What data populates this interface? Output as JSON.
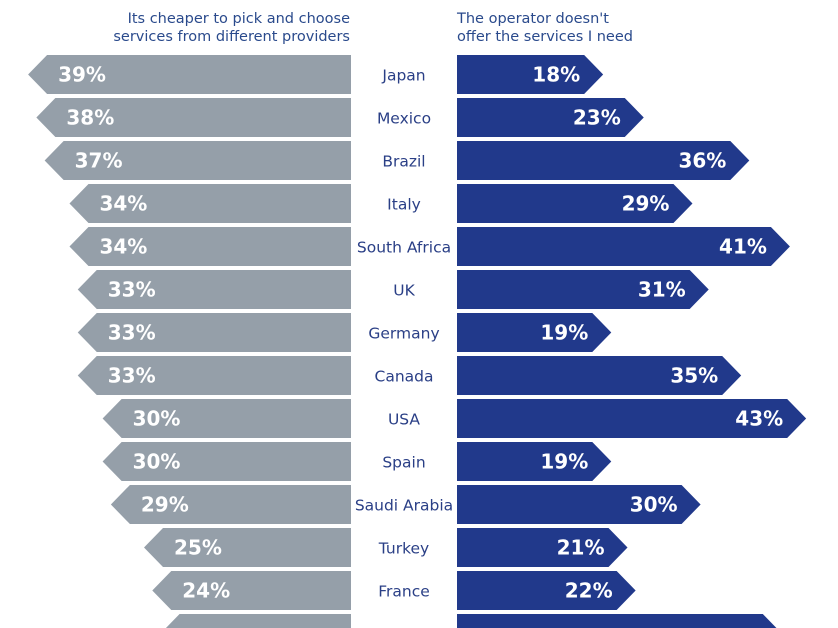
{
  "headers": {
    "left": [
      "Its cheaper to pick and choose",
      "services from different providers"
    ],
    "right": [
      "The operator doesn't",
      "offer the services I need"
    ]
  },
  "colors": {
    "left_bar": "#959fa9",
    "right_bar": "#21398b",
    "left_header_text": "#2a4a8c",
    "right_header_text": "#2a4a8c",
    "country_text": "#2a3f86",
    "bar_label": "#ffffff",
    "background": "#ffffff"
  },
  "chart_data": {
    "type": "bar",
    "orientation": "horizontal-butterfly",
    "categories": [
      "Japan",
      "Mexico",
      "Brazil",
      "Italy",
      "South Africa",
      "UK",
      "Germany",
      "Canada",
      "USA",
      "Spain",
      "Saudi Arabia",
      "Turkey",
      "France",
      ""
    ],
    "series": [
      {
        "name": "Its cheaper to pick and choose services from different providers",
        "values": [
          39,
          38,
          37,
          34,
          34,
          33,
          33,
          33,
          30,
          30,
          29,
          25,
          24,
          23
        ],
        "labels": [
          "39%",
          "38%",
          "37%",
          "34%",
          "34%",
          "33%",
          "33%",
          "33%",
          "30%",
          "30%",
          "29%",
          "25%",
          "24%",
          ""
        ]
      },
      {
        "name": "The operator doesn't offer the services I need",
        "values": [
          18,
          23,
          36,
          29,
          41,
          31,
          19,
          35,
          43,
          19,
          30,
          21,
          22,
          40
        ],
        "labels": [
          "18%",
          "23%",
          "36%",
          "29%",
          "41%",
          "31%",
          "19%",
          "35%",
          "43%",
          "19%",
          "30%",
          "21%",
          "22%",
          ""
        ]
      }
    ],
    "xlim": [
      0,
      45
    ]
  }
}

**WORK TO COMPLETE**
Copy all the lines above that hold the string "choose".

**COMPLETED TASK**
      "Its cheaper to pick and choose",
        "name": "Its cheaper to pick and choose services from different providers",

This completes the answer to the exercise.